** WHAT THIS TASK INVOLVES **
Return all lines where the word "Model" can be found.

** RECORDS PROVIDED **
· · · · ·

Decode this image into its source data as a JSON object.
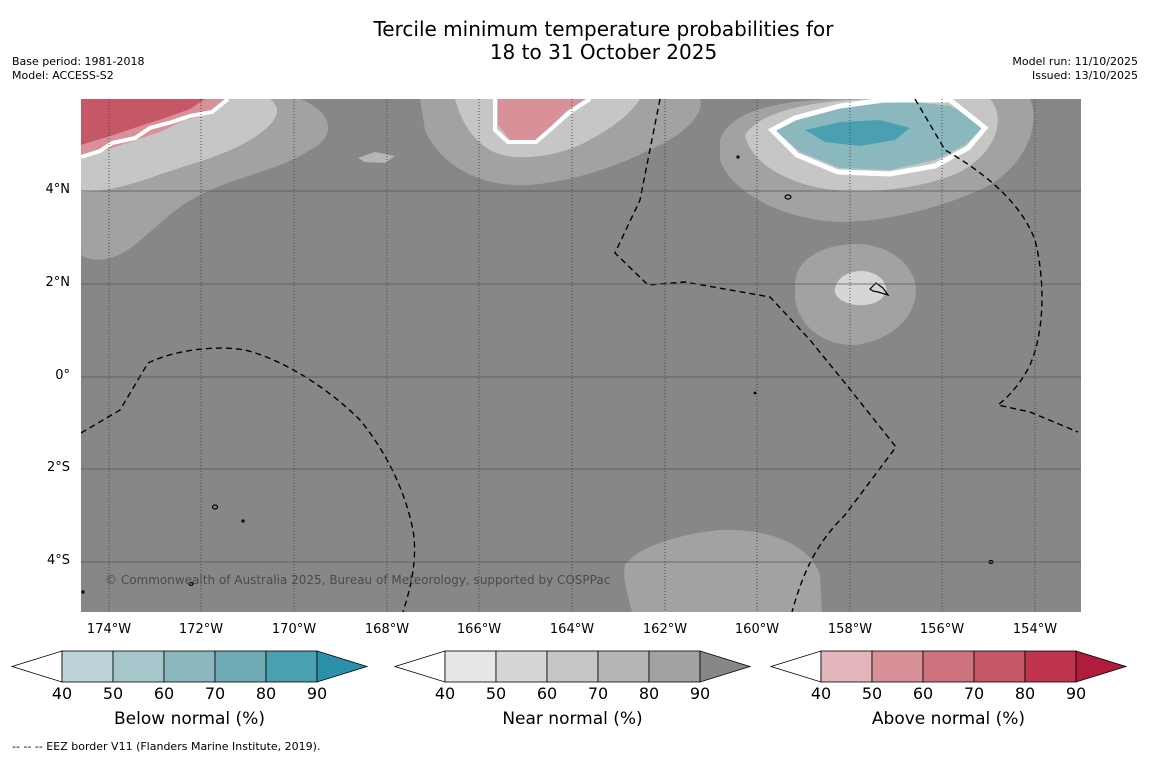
{
  "title_line1": "Tercile minimum temperature probabilities for",
  "title_line2": "18 to 31 October 2025",
  "base_period": "Base period: 1981-2018",
  "model": "Model: ACCESS-S2",
  "model_run": "Model run: 11/10/2025",
  "issued": "Issued: 13/10/2025",
  "map": {
    "lat_labels": [
      "4°N",
      "2°N",
      "0°",
      "2°S",
      "4°S"
    ],
    "lon_labels": [
      "174°W",
      "172°W",
      "170°W",
      "168°W",
      "166°W",
      "164°W",
      "162°W",
      "160°W",
      "158°W",
      "156°W",
      "154°W"
    ],
    "background_color": "#878787",
    "copyright": "© Commonwealth of Australia 2025, Bureau of Meteorology, supported by COSPPac"
  },
  "colorbars": [
    {
      "label": "Below normal (%)",
      "ticks": [
        "40",
        "50",
        "60",
        "70",
        "80",
        "90"
      ],
      "colors": [
        "#ffffff",
        "#bdd3da",
        "#a6c6cb",
        "#8bb8bf",
        "#6eabb5",
        "#4aa0b1",
        "#2c90a8"
      ]
    },
    {
      "label": "Near normal (%)",
      "ticks": [
        "40",
        "50",
        "60",
        "70",
        "80",
        "90"
      ],
      "colors": [
        "#ffffff",
        "#e6e6e6",
        "#d6d6d6",
        "#c6c6c6",
        "#b6b6b6",
        "#a2a2a2",
        "#878787"
      ]
    },
    {
      "label": "Above normal (%)",
      "ticks": [
        "40",
        "50",
        "60",
        "70",
        "80",
        "90"
      ],
      "colors": [
        "#ffffff",
        "#e2b6bb",
        "#d89099",
        "#ce727d",
        "#c55767",
        "#bd344c",
        "#b01c3c"
      ]
    }
  ],
  "footnote": "-- -- -- EEZ border V11 (Flanders Marine Institute, 2019)."
}
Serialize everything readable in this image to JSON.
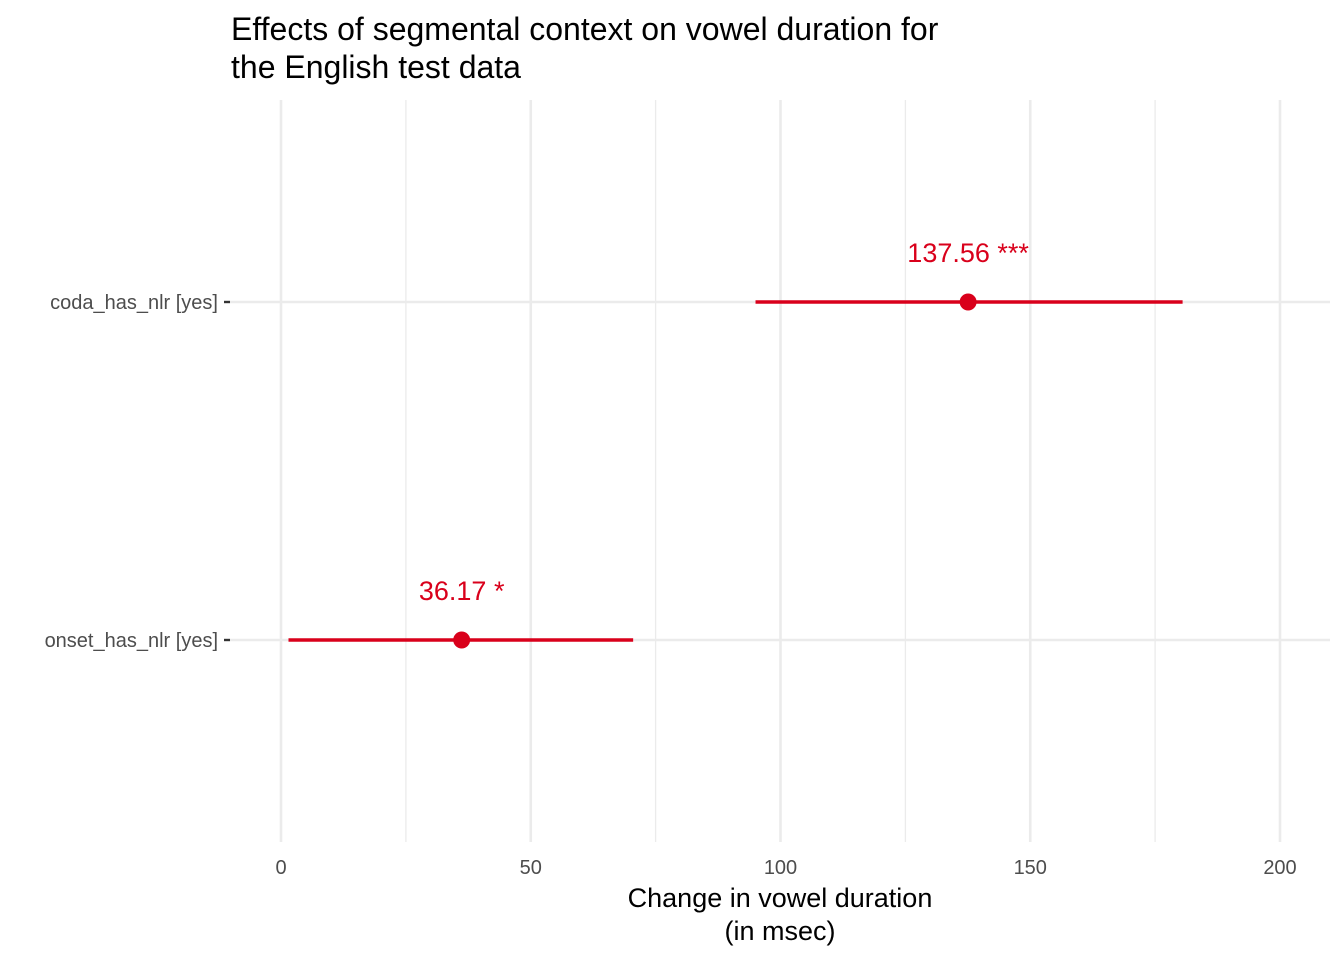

· · · · ·

** WRITTEN SOLUTION **
  "model": "Model: ACCESS-S2",
  "model_run": "Model run: 11/10/2025",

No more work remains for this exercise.